## Begin
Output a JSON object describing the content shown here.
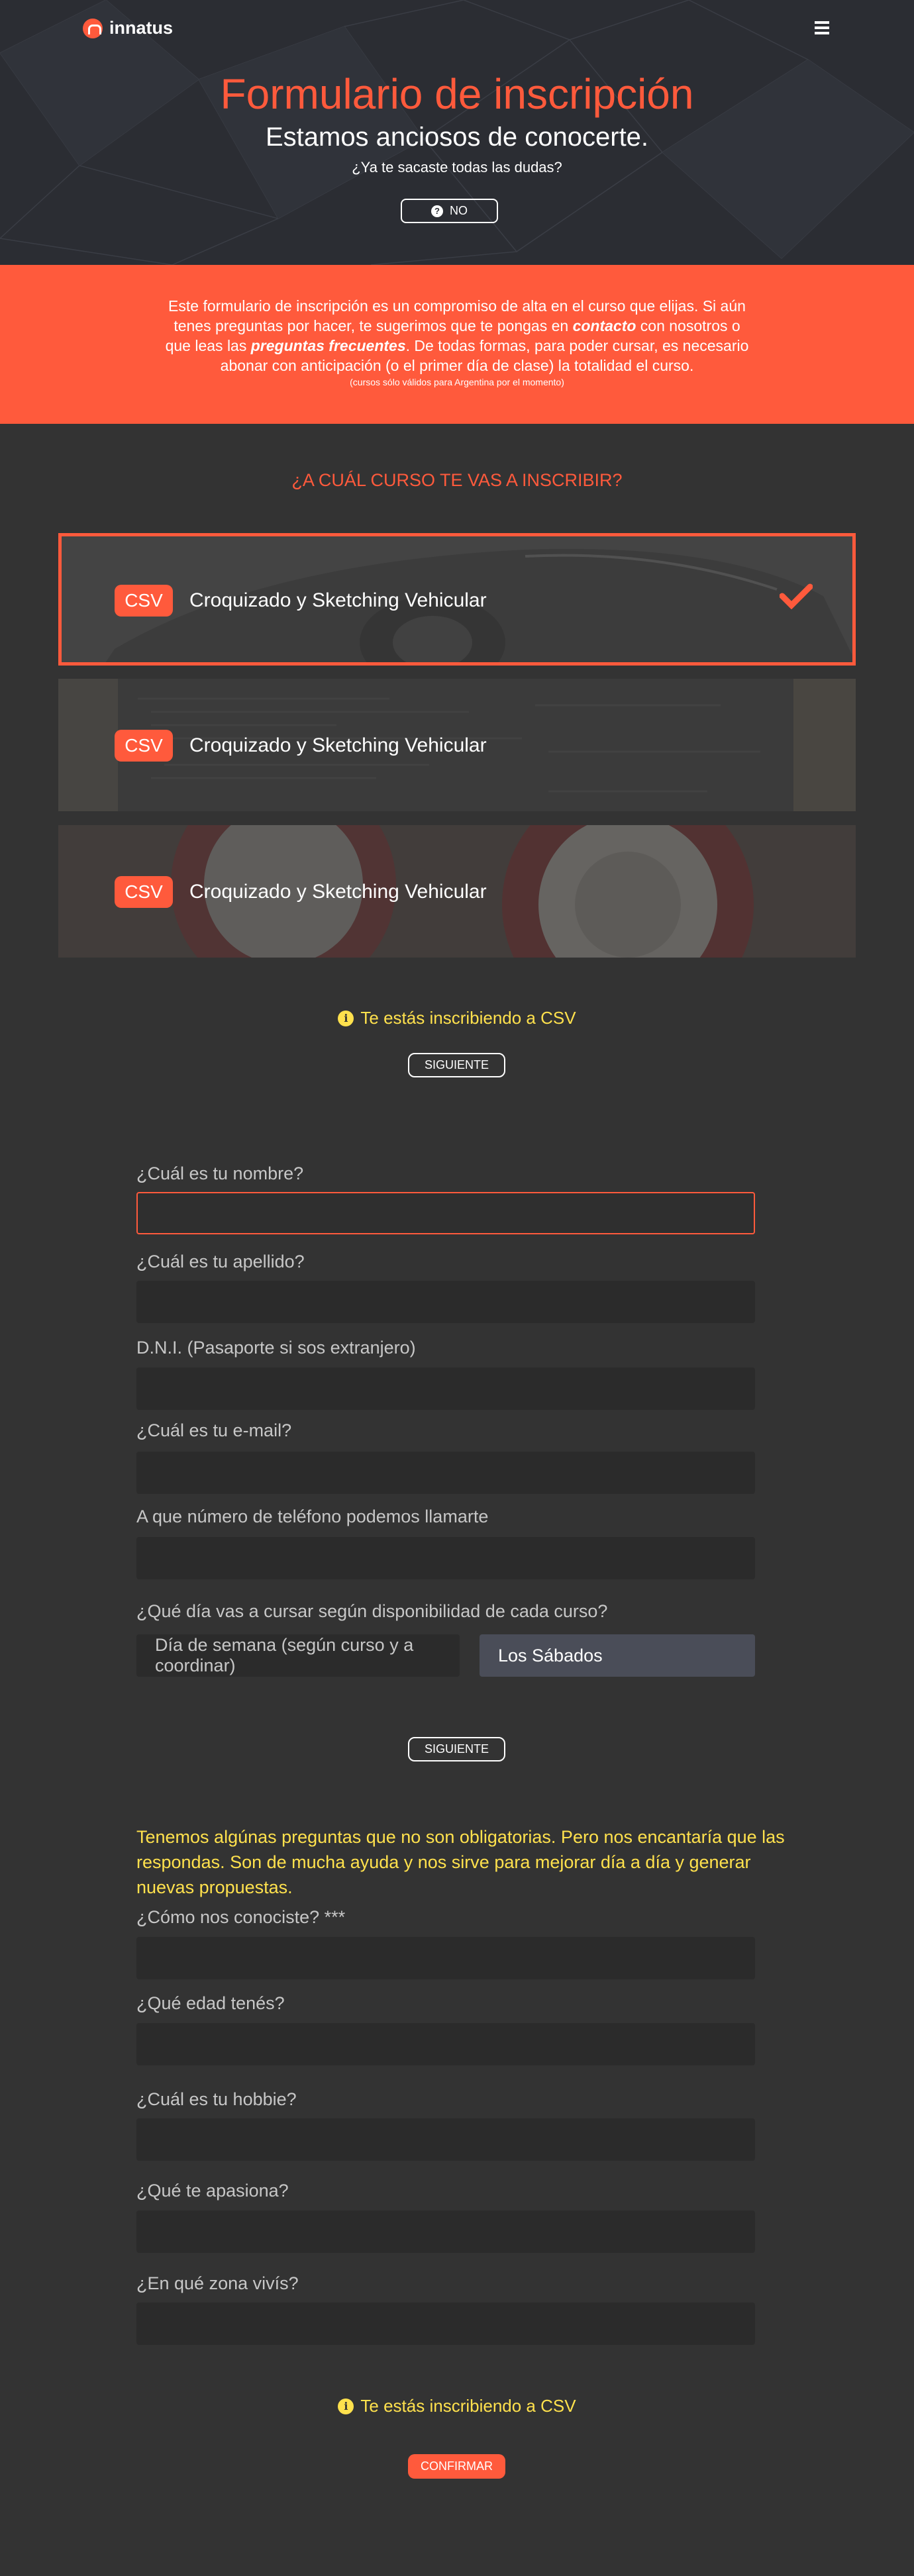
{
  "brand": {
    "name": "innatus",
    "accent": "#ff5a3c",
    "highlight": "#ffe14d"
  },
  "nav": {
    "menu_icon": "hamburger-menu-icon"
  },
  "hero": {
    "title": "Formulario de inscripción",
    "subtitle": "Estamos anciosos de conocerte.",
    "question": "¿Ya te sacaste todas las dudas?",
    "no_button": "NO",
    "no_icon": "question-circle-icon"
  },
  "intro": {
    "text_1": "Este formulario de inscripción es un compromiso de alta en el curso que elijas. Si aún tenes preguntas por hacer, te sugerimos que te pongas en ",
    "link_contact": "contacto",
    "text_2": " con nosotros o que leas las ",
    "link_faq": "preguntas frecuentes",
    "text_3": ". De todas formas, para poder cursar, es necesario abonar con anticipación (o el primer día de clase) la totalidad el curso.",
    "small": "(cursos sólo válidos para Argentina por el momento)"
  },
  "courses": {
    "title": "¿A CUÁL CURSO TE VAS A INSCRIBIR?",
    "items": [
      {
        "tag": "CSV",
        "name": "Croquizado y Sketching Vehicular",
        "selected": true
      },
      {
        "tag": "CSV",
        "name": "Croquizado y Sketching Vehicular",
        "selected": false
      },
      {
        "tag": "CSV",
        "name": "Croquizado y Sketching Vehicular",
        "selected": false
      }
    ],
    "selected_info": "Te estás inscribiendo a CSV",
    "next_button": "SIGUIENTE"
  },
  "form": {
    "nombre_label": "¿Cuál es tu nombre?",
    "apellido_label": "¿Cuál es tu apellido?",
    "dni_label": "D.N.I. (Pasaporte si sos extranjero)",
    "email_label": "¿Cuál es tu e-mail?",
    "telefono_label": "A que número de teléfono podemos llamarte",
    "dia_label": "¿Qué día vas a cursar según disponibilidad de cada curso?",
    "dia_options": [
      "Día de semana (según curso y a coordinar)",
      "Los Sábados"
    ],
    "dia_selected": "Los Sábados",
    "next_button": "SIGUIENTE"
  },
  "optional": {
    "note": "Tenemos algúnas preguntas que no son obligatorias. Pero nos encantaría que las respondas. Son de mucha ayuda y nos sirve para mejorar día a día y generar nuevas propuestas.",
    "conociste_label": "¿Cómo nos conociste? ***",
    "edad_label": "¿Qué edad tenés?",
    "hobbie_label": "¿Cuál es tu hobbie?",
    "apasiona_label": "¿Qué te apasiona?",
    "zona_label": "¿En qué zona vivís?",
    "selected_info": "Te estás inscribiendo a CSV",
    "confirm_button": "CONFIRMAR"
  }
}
## End
**SHORT EXERCISE**
Repeat each record exactly, with the pictures left out.

**OUTPUT OF THE TASK**
Output a JSON object describing the content shown here.
{
  "brand": {
    "name": "innatus",
    "accent": "#ff5a3c",
    "highlight": "#ffe14d"
  },
  "nav": {
    "menu_icon": "hamburger-menu-icon"
  },
  "hero": {
    "title": "Formulario de inscripción",
    "subtitle": "Estamos anciosos de conocerte.",
    "question": "¿Ya te sacaste todas las dudas?",
    "no_button": "NO",
    "no_icon": "question-circle-icon"
  },
  "intro": {
    "text_1": "Este formulario de inscripción es un compromiso de alta en el curso que elijas. Si aún tenes preguntas por hacer, te sugerimos que te pongas en ",
    "link_contact": "contacto",
    "text_2": " con nosotros o que leas las ",
    "link_faq": "preguntas frecuentes",
    "text_3": ". De todas formas, para poder cursar, es necesario abonar con anticipación (o el primer día de clase) la totalidad el curso.",
    "small": "(cursos sólo válidos para Argentina por el momento)"
  },
  "courses": {
    "title": "¿A CUÁL CURSO TE VAS A INSCRIBIR?",
    "items": [
      {
        "tag": "CSV",
        "name": "Croquizado y Sketching Vehicular",
        "selected": true
      },
      {
        "tag": "CSV",
        "name": "Croquizado y Sketching Vehicular",
        "selected": false
      },
      {
        "tag": "CSV",
        "name": "Croquizado y Sketching Vehicular",
        "selected": false
      }
    ],
    "selected_info": "Te estás inscribiendo a CSV",
    "next_button": "SIGUIENTE"
  },
  "form": {
    "nombre_label": "¿Cuál es tu nombre?",
    "apellido_label": "¿Cuál es tu apellido?",
    "dni_label": "D.N.I. (Pasaporte si sos extranjero)",
    "email_label": "¿Cuál es tu e-mail?",
    "telefono_label": "A que número de teléfono podemos llamarte",
    "dia_label": "¿Qué día vas a cursar según disponibilidad de cada curso?",
    "dia_options": [
      "Día de semana (según curso y a coordinar)",
      "Los Sábados"
    ],
    "dia_selected": "Los Sábados",
    "next_button": "SIGUIENTE"
  },
  "optional": {
    "note": "Tenemos algúnas preguntas que no son obligatorias. Pero nos encantaría que las respondas. Son de mucha ayuda y nos sirve para mejorar día a día y generar nuevas propuestas.",
    "conociste_label": "¿Cómo nos conociste? ***",
    "edad_label": "¿Qué edad tenés?",
    "hobbie_label": "¿Cuál es tu hobbie?",
    "apasiona_label": "¿Qué te apasiona?",
    "zona_label": "¿En qué zona vivís?",
    "selected_info": "Te estás inscribiendo a CSV",
    "confirm_button": "CONFIRMAR"
  }
}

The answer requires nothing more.